→ **EXERCISE BRIEF**:
Go through the listing below and list every line with "Waktu".

Dataset rows:

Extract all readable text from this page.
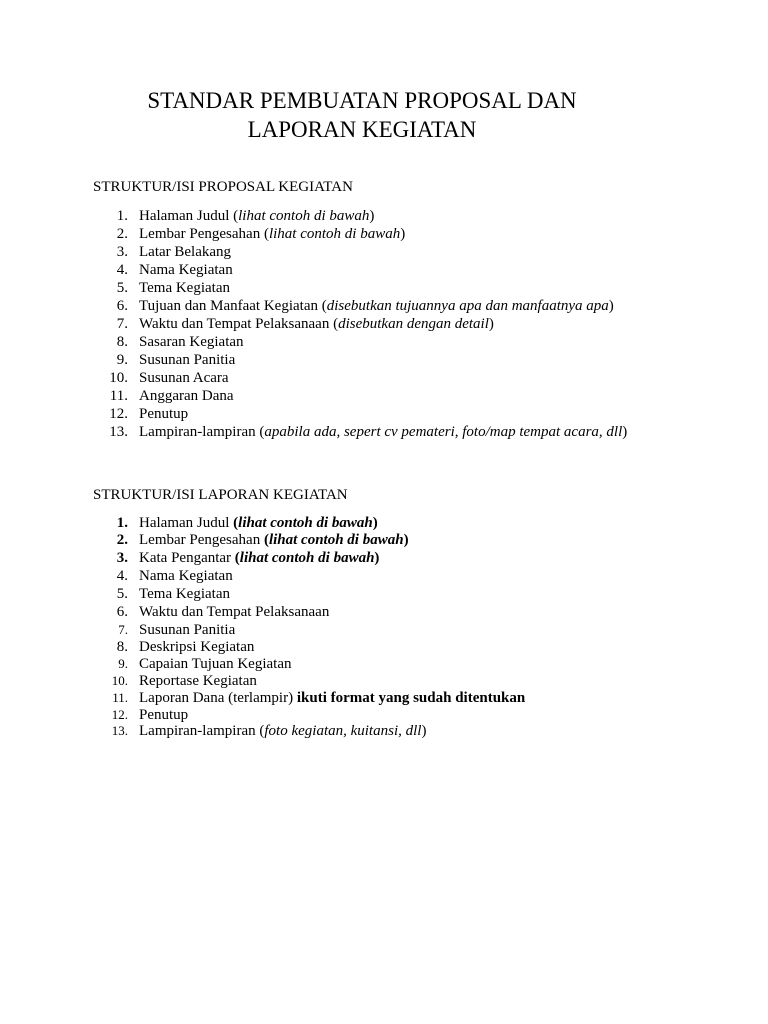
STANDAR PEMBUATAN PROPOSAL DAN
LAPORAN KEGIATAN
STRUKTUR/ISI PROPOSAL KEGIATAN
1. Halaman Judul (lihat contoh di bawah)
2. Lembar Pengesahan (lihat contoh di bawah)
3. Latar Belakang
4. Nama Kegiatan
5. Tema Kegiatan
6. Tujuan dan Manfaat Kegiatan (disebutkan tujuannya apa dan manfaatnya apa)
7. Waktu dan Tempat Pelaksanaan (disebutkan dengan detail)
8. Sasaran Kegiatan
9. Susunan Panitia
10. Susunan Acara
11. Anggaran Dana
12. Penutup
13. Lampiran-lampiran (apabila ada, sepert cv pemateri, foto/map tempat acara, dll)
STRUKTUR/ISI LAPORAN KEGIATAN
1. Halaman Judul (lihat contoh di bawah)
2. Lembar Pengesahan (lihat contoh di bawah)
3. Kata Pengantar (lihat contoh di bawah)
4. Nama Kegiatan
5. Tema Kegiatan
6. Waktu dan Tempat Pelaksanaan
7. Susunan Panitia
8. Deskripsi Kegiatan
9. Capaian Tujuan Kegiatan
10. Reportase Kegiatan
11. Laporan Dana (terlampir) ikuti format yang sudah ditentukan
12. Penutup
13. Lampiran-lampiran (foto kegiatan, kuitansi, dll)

→ **TASK ANSWER**:
7. Waktu dan Tempat Pelaksanaan (disebutkan dengan detail)
6. Waktu dan Tempat Pelaksanaan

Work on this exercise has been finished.